▶ **Direction**:
Reproduce the listing below word for word, keeping every line unchanged and in its original order.

▶ **Provided data**:
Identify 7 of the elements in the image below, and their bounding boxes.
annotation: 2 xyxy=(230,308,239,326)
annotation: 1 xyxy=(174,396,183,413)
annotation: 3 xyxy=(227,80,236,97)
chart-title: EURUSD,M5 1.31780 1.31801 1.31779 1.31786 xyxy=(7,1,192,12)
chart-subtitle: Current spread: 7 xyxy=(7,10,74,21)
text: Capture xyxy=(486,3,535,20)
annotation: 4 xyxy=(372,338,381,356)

▶ **Exercise result**:
Identify 7 of the elements in the image below, and their bounding boxes.
annotation: 2 xyxy=(230,308,239,326)
annotation: 1 xyxy=(174,396,183,413)
annotation: 3 xyxy=(227,80,236,97)
chart-title: EURUSD,M5 1.31780 1.31801 1.31779 1.31786 xyxy=(7,1,192,12)
chart-subtitle: Current spread: 7 xyxy=(7,10,74,21)
text: Capture xyxy=(486,3,535,20)
annotation: 4 xyxy=(372,338,381,356)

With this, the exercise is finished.